### INSTRUCTION
Among the lines below, list those containing the string "title".

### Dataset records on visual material
════

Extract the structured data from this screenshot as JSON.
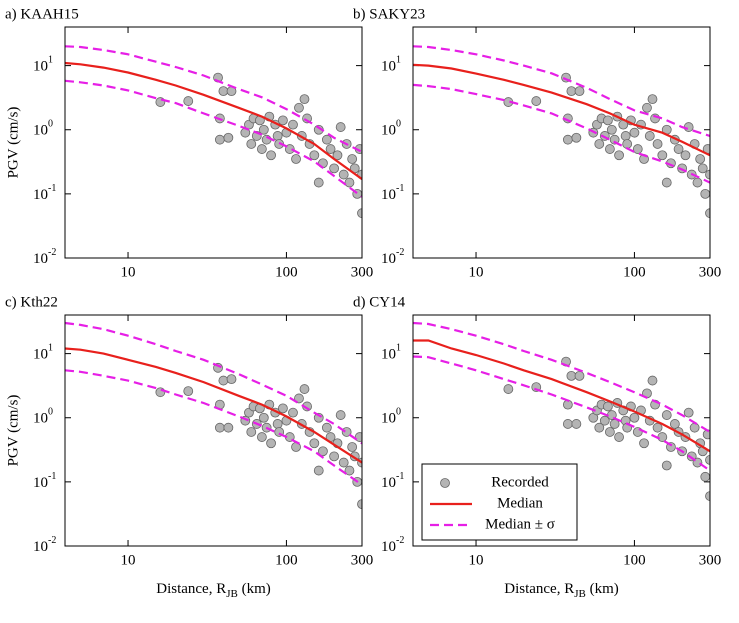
{
  "chart_data": [
    {
      "type": "line",
      "title": "a) KAAH15",
      "ylabel": "PGV (cm/s)",
      "xscale": "log",
      "yscale": "log",
      "xlim": [
        4,
        300
      ],
      "ylim": [
        0.01,
        40
      ],
      "xticks": [
        10,
        100,
        300
      ],
      "yticks": [
        {
          "value": 0.01,
          "label": "10",
          "exponent": "-2"
        },
        {
          "value": 0.1,
          "label": "10",
          "exponent": "-1"
        },
        {
          "value": 1,
          "label": "10",
          "exponent": "0"
        },
        {
          "value": 10,
          "label": "10",
          "exponent": "1"
        }
      ],
      "x": [
        4,
        5,
        7,
        10,
        15,
        20,
        30,
        50,
        70,
        100,
        150,
        200,
        300
      ],
      "median": {
        "color": "#e8201c",
        "values": [
          11,
          10.5,
          9.3,
          7.8,
          6,
          4.9,
          3.5,
          2.2,
          1.6,
          1.05,
          0.6,
          0.35,
          0.17
        ]
      },
      "upper": {
        "color": "#e61fe6",
        "values": [
          20,
          19.5,
          17.5,
          15,
          11.5,
          9.5,
          7,
          4.3,
          3.2,
          2.1,
          1.2,
          0.75,
          0.45
        ]
      },
      "lower": {
        "color": "#e61fe6",
        "values": [
          5.8,
          5.5,
          4.9,
          4.1,
          3.1,
          2.6,
          1.8,
          1.15,
          0.84,
          0.55,
          0.32,
          0.19,
          0.09
        ]
      },
      "scatter": {
        "color": "#b4b4b4",
        "x": [
          16,
          24,
          37,
          38,
          38,
          43,
          40,
          45,
          55,
          58,
          60,
          62,
          65,
          68,
          70,
          72,
          75,
          78,
          80,
          85,
          88,
          90,
          95,
          100,
          105,
          110,
          115,
          120,
          125,
          130,
          135,
          140,
          150,
          160,
          170,
          180,
          190,
          200,
          210,
          220,
          230,
          240,
          250,
          260,
          270,
          280,
          290,
          300,
          300,
          160
        ],
        "y": [
          2.7,
          2.8,
          6.5,
          1.5,
          0.7,
          0.75,
          4,
          4,
          0.9,
          1.2,
          0.6,
          1.5,
          0.8,
          1.4,
          0.5,
          1,
          0.7,
          1.6,
          0.4,
          1.2,
          0.8,
          0.6,
          1.4,
          0.9,
          0.5,
          1.2,
          0.35,
          2.2,
          0.8,
          3,
          1.5,
          0.6,
          0.4,
          1,
          0.3,
          0.7,
          0.5,
          0.25,
          0.4,
          1.1,
          0.2,
          0.6,
          0.15,
          0.35,
          0.25,
          0.1,
          0.5,
          0.05,
          0.2,
          0.15
        ]
      }
    },
    {
      "type": "line",
      "title": "b) SAKY23",
      "xscale": "log",
      "yscale": "log",
      "xlim": [
        4,
        300
      ],
      "ylim": [
        0.01,
        40
      ],
      "xticks": [
        10,
        100,
        300
      ],
      "yticks": [
        {
          "value": 0.01,
          "label": "10",
          "exponent": "-2"
        },
        {
          "value": 0.1,
          "label": "10",
          "exponent": "-1"
        },
        {
          "value": 1,
          "label": "10",
          "exponent": "0"
        },
        {
          "value": 10,
          "label": "10",
          "exponent": "1"
        }
      ],
      "x": [
        4,
        5,
        7,
        10,
        15,
        20,
        30,
        50,
        70,
        100,
        150,
        200,
        300
      ],
      "median": {
        "color": "#e8201c",
        "values": [
          10.3,
          10,
          9,
          7.5,
          6,
          5,
          3.8,
          2.5,
          1.8,
          1.2,
          0.9,
          0.65,
          0.4
        ]
      },
      "upper": {
        "color": "#e61fe6",
        "values": [
          20,
          19.5,
          17.5,
          15,
          12,
          10,
          7.6,
          4.5,
          3,
          2,
          1.5,
          1.1,
          0.8
        ]
      },
      "lower": {
        "color": "#e61fe6",
        "values": [
          5,
          4.8,
          4.3,
          3.6,
          2.9,
          2.4,
          1.8,
          1.05,
          0.7,
          0.45,
          0.32,
          0.24,
          0.15
        ]
      },
      "scatter": {
        "color": "#b4b4b4",
        "x": [
          16,
          24,
          37,
          38,
          38,
          43,
          40,
          45,
          55,
          58,
          60,
          62,
          65,
          68,
          70,
          72,
          75,
          78,
          80,
          85,
          88,
          90,
          95,
          100,
          105,
          110,
          115,
          120,
          125,
          130,
          135,
          140,
          150,
          160,
          170,
          180,
          190,
          200,
          210,
          220,
          230,
          240,
          250,
          260,
          270,
          280,
          290,
          300,
          300,
          160
        ],
        "y": [
          2.7,
          2.8,
          6.5,
          1.5,
          0.7,
          0.75,
          4,
          4,
          0.9,
          1.2,
          0.6,
          1.5,
          0.8,
          1.4,
          0.5,
          1,
          0.7,
          1.6,
          0.4,
          1.2,
          0.8,
          0.6,
          1.4,
          0.9,
          0.5,
          1.2,
          0.35,
          2.2,
          0.8,
          3,
          1.5,
          0.6,
          0.4,
          1,
          0.3,
          0.7,
          0.5,
          0.25,
          0.4,
          1.1,
          0.2,
          0.6,
          0.15,
          0.35,
          0.25,
          0.1,
          0.5,
          0.05,
          0.2,
          0.15
        ]
      }
    },
    {
      "type": "line",
      "title": "c) Kth22",
      "ylabel": "PGV (cm/s)",
      "xlabel": [
        "Distance, R",
        "JB",
        " (km)"
      ],
      "xscale": "log",
      "yscale": "log",
      "xlim": [
        4,
        300
      ],
      "ylim": [
        0.01,
        40
      ],
      "xticks": [
        10,
        100,
        300
      ],
      "yticks": [
        {
          "value": 0.01,
          "label": "10",
          "exponent": "-2"
        },
        {
          "value": 0.1,
          "label": "10",
          "exponent": "-1"
        },
        {
          "value": 1,
          "label": "10",
          "exponent": "0"
        },
        {
          "value": 10,
          "label": "10",
          "exponent": "1"
        }
      ],
      "x": [
        4,
        5,
        7,
        10,
        15,
        20,
        30,
        50,
        70,
        100,
        150,
        200,
        300
      ],
      "median": {
        "color": "#e8201c",
        "values": [
          12,
          11.5,
          10,
          8,
          6.2,
          5,
          3.6,
          2.2,
          1.6,
          1.05,
          0.6,
          0.38,
          0.2
        ]
      },
      "upper": {
        "color": "#e61fe6",
        "values": [
          30,
          28,
          24,
          19,
          14,
          11,
          8,
          4.8,
          3.3,
          2.2,
          1.2,
          0.8,
          0.4
        ]
      },
      "lower": {
        "color": "#e61fe6",
        "values": [
          5.5,
          5.2,
          4.5,
          3.8,
          2.9,
          2.3,
          1.7,
          1.05,
          0.75,
          0.5,
          0.3,
          0.18,
          0.09
        ]
      },
      "scatter": {
        "color": "#b4b4b4",
        "x": [
          16,
          24,
          37,
          38,
          38,
          43,
          40,
          45,
          55,
          58,
          60,
          62,
          65,
          68,
          70,
          72,
          75,
          78,
          80,
          85,
          88,
          90,
          95,
          100,
          105,
          110,
          115,
          120,
          125,
          130,
          135,
          140,
          150,
          160,
          170,
          180,
          190,
          200,
          210,
          220,
          230,
          240,
          250,
          260,
          270,
          280,
          290,
          300,
          300,
          160
        ],
        "y": [
          2.5,
          2.6,
          6,
          1.6,
          0.7,
          0.7,
          3.8,
          4,
          0.9,
          1.2,
          0.6,
          1.5,
          0.8,
          1.4,
          0.5,
          1,
          0.7,
          1.6,
          0.4,
          1.2,
          0.8,
          0.6,
          1.4,
          0.9,
          0.5,
          1.2,
          0.35,
          2,
          0.8,
          2.8,
          1.5,
          0.6,
          0.4,
          1,
          0.3,
          0.7,
          0.5,
          0.25,
          0.4,
          1.1,
          0.2,
          0.6,
          0.15,
          0.35,
          0.25,
          0.1,
          0.5,
          0.045,
          0.2,
          0.15
        ]
      }
    },
    {
      "type": "line",
      "title": "d) CY14",
      "xlabel": [
        "Distance, R",
        "JB",
        " (km)"
      ],
      "xscale": "log",
      "yscale": "log",
      "xlim": [
        4,
        300
      ],
      "ylim": [
        0.01,
        40
      ],
      "xticks": [
        10,
        100,
        300
      ],
      "yticks": [
        {
          "value": 0.01,
          "label": "10",
          "exponent": "-2"
        },
        {
          "value": 0.1,
          "label": "10",
          "exponent": "-1"
        },
        {
          "value": 1,
          "label": "10",
          "exponent": "0"
        },
        {
          "value": 10,
          "label": "10",
          "exponent": "1"
        }
      ],
      "x": [
        4,
        5,
        7,
        10,
        15,
        20,
        30,
        50,
        70,
        100,
        150,
        200,
        300
      ],
      "median": {
        "color": "#e8201c",
        "values": [
          16,
          16,
          12,
          9.5,
          7,
          5.5,
          4,
          2.5,
          1.8,
          1.25,
          0.8,
          0.55,
          0.3
        ]
      },
      "upper": {
        "color": "#e61fe6",
        "values": [
          30,
          29,
          24,
          19,
          14,
          11,
          8,
          5,
          3.6,
          2.5,
          1.6,
          1.1,
          0.6
        ]
      },
      "lower": {
        "color": "#e61fe6",
        "values": [
          9,
          8.8,
          7,
          5.5,
          4,
          3.2,
          2.3,
          1.45,
          1.05,
          0.72,
          0.45,
          0.3,
          0.15
        ]
      },
      "scatter": {
        "color": "#b4b4b4",
        "x": [
          16,
          24,
          37,
          38,
          38,
          43,
          40,
          45,
          55,
          58,
          60,
          62,
          65,
          68,
          70,
          72,
          75,
          78,
          80,
          85,
          88,
          90,
          95,
          100,
          105,
          110,
          115,
          120,
          125,
          130,
          135,
          140,
          150,
          160,
          170,
          180,
          190,
          200,
          210,
          220,
          230,
          240,
          250,
          260,
          270,
          280,
          290,
          300,
          300,
          160
        ],
        "y": [
          2.8,
          3,
          7.5,
          1.6,
          0.8,
          0.8,
          4.5,
          4.5,
          1,
          1.3,
          0.7,
          1.6,
          0.9,
          1.5,
          0.6,
          1.1,
          0.8,
          1.7,
          0.5,
          1.3,
          0.9,
          0.7,
          1.5,
          1,
          0.6,
          1.3,
          0.4,
          2.4,
          0.9,
          3.8,
          1.6,
          0.7,
          0.5,
          1.1,
          0.35,
          0.8,
          0.6,
          0.3,
          0.5,
          1.2,
          0.25,
          0.7,
          0.2,
          0.4,
          0.3,
          0.12,
          0.55,
          0.06,
          0.22,
          0.18
        ]
      },
      "legend": {
        "corner": "lower left",
        "entries": [
          "Recorded",
          "Median",
          "Median ± σ"
        ]
      }
    }
  ]
}
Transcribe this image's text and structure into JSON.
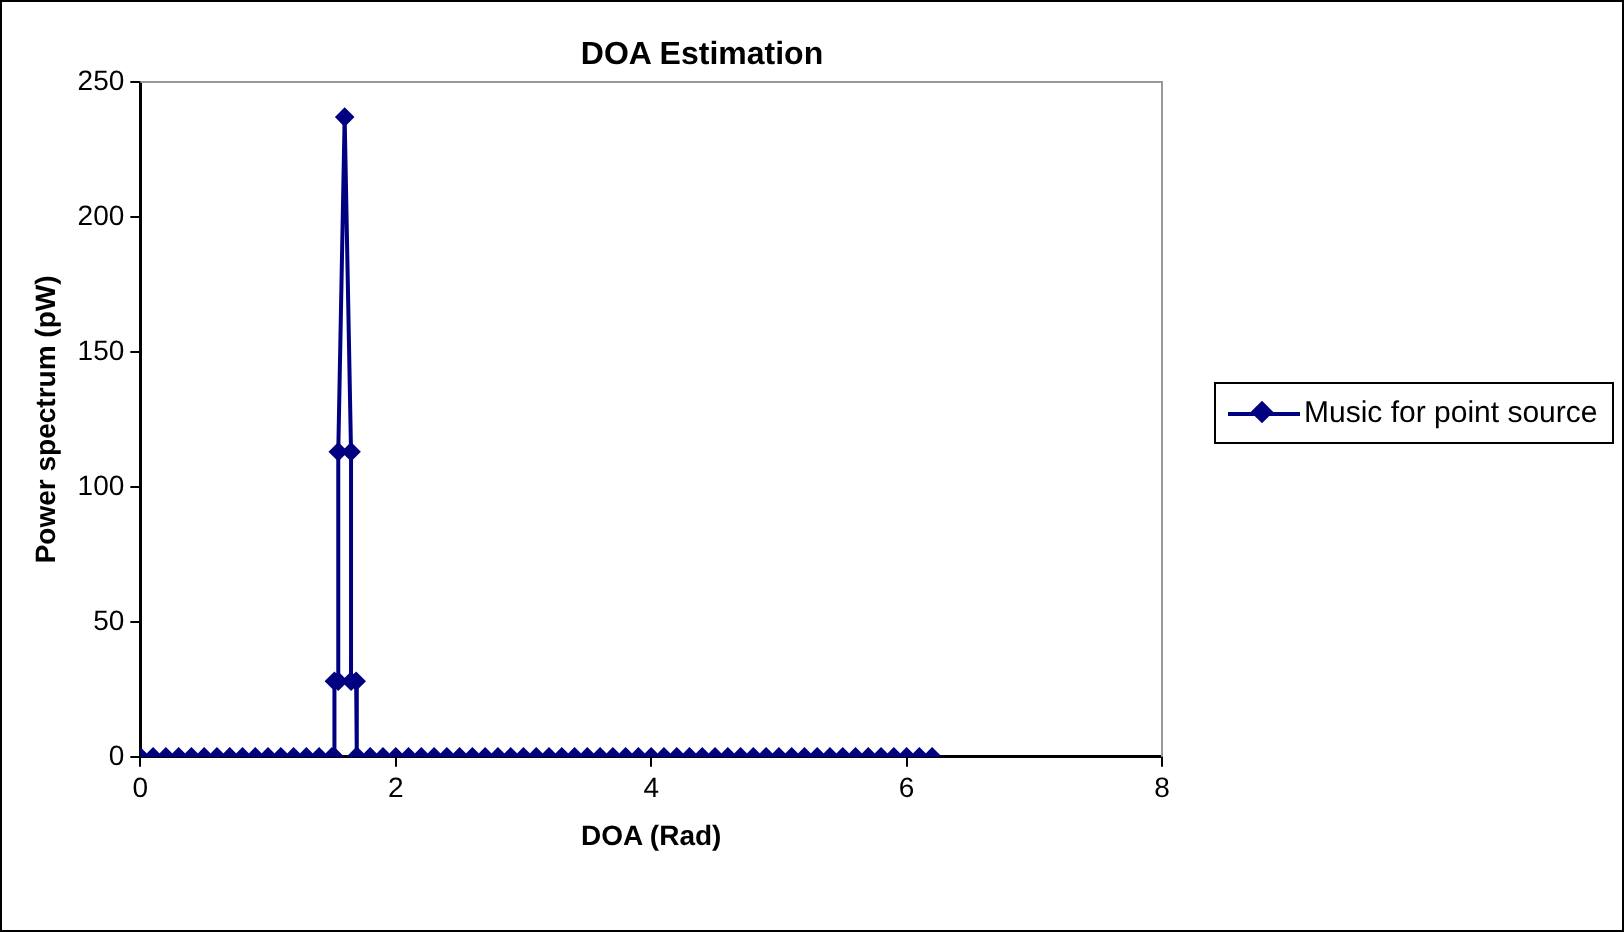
{
  "chart_data": {
    "type": "line",
    "title": "DOA Estimation",
    "xlabel": "DOA (Rad)",
    "ylabel": "Power spectrum (pW)",
    "x": [
      0,
      0.1,
      0.2,
      0.3,
      0.4,
      0.5,
      0.6,
      0.7,
      0.8,
      0.9,
      1,
      1.1,
      1.2,
      1.3,
      1.4,
      1.5,
      1.52,
      1.52,
      1.55,
      1.55,
      1.6,
      1.65,
      1.65,
      1.69,
      1.69,
      1.7,
      1.8,
      1.9,
      2,
      2.1,
      2.2,
      2.3,
      2.4,
      2.5,
      2.6,
      2.7,
      2.8,
      2.9,
      3,
      3.1,
      3.2,
      3.3,
      3.4,
      3.5,
      3.6,
      3.7,
      3.8,
      3.9,
      4,
      4.1,
      4.2,
      4.3,
      4.4,
      4.5,
      4.6,
      4.7,
      4.8,
      4.9,
      5,
      5.1,
      5.2,
      5.3,
      5.4,
      5.5,
      5.6,
      5.7,
      5.8,
      5.9,
      6,
      6.1,
      6.2
    ],
    "series": [
      {
        "name": "Music for point source",
        "color": "#000080",
        "values": [
          0,
          0,
          0,
          0,
          0,
          0,
          0,
          0,
          0,
          0,
          0,
          0,
          0,
          0,
          0,
          0,
          0,
          28,
          28,
          113,
          237,
          113,
          28,
          28,
          0,
          0,
          0,
          0,
          0,
          0,
          0,
          0,
          0,
          0,
          0,
          0,
          0,
          0,
          0,
          0,
          0,
          0,
          0,
          0,
          0,
          0,
          0,
          0,
          0,
          0,
          0,
          0,
          0,
          0,
          0,
          0,
          0,
          0,
          0,
          0,
          0,
          0,
          0,
          0,
          0,
          0,
          0,
          0,
          0,
          0,
          0
        ]
      }
    ],
    "xlim": [
      0,
      8
    ],
    "xticks": [
      0,
      2,
      4,
      6,
      8
    ],
    "ylim": [
      0,
      250
    ],
    "yticks": [
      0,
      50,
      100,
      150,
      200,
      250
    ],
    "grid": false,
    "legend": "right",
    "marker": "diamond",
    "line_style": "solid"
  }
}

════

### COMPLETED EXERCISE
      "title": "a) KAAH15",
      "title": "b) SAKY23",
      "title": "c) Kth22",
      "title": "d) CY14",
    "title": "DOA Estimation",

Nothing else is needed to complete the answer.